**What is needed**
Give back every line exactly as it appears, pictures excluded.
─── Data provided
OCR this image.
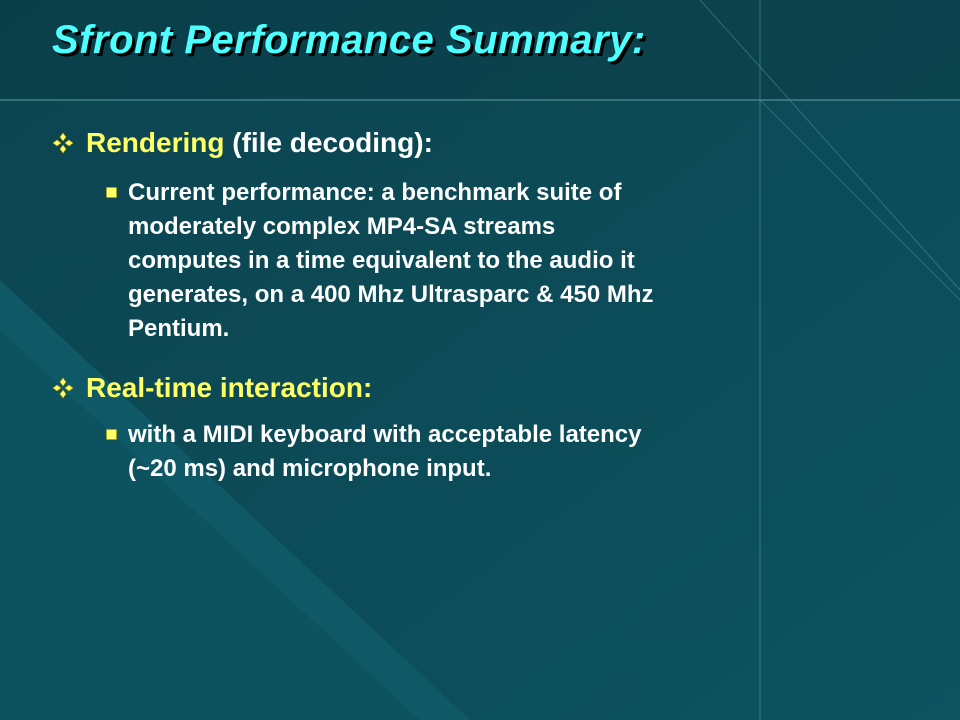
Sfront Performance Summary:
Rendering (file decoding):
Current performance: a benchmark suite of
moderately complex MP4-SA streams
computes in a time equivalent to the audio it
generates, on a 400 Mhz Ultrasparc & 450 Mhz
Pentium.
Real-time interaction:
with a MIDI keyboard with acceptable latency
(~20 ms) and microphone input.
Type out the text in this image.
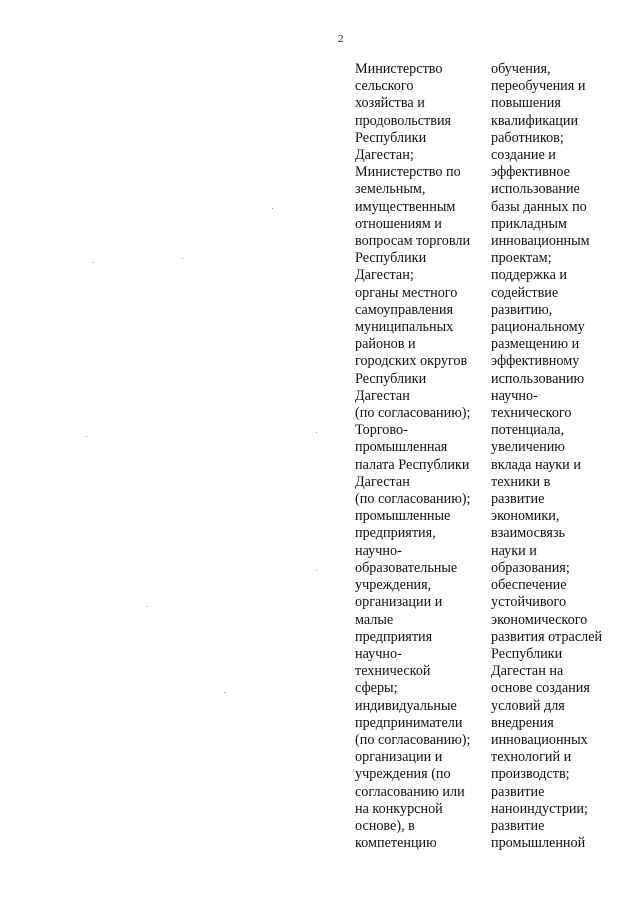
2
Министерство
сельского
хозяйства и
продовольствия
Республики
Дагестан;
Министерство по
земельным,
имущественным
отношениям и
вопросам торговли
Республики
Дагестан;
органы местного
самоуправления
муниципальных
районов и
городских округов
Республики
Дагестан
(по согласованию);
Торгово-
промышленная
палата Республики
Дагестан
(по согласованию);
промышленные
предприятия,
научно-
образовательные
учреждения,
организации и
малые
предприятия
научно-
технической
сферы;
индивидуальные
предприниматели
(по согласованию);
организации и
учреждения (по
согласованию или
на конкурсной
основе), в
компетенцию
обучения,
переобучения и
повышения
квалификации
работников;
создание и
эффективное
использование
базы данных по
прикладным
инновационным
проектам;
поддержка и
содействие
развитию,
рациональному
размещению и
эффективному
использованию
научно-
технического
потенциала,
увеличению
вклада науки и
техники в
развитие
экономики,
взаимосвязь
науки и
образования;
обеспечение
устойчивого
экономического
развития отраслей
Республики
Дагестан на
основе создания
условий для
внедрения
инновационных
технологий и
производств;
развитие
наноиндустрии;
развитие
промышленной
──────
**Answer to the exercise**
OCR this image.
Sfront Performance Summary:
Rendering (file decoding):
Current performance: a benchmark suite of
moderately complex MP4-SA streams
computes in a time equivalent to the audio it
generates, on a 400 Mhz Ultrasparc & 450 Mhz
Pentium.
Real-time interaction:
with a MIDI keyboard with acceptable latency
(~20 ms) and microphone input.
Type out the text in this image.
2
Министерство
сельского
хозяйства и
продовольствия
Республики
Дагестан;
Министерство по
земельным,
имущественным
отношениям и
вопросам торговли
Республики
Дагестан;
органы местного
самоуправления
муниципальных
районов и
городских округов
Республики
Дагестан
(по согласованию);
Торгово-
промышленная
палата Республики
Дагестан
(по согласованию);
промышленные
предприятия,
научно-
образовательные
учреждения,
организации и
малые
предприятия
научно-
технической
сферы;
индивидуальные
предприниматели
(по согласованию);
организации и
учреждения (по
согласованию или
на конкурсной
основе), в
компетенцию
обучения,
переобучения и
повышения
квалификации
работников;
создание и
эффективное
использование
базы данных по
прикладным
инновационным
проектам;
поддержка и
содействие
развитию,
рациональному
размещению и
эффективному
использованию
научно-
технического
потенциала,
увеличению
вклада науки и
техники в
развитие
экономики,
взаимосвязь
науки и
образования;
обеспечение
устойчивого
экономического
развития отраслей
Республики
Дагестан на
основе создания
условий для
внедрения
инновационных
технологий и
производств;
развитие
наноиндустрии;
развитие
промышленной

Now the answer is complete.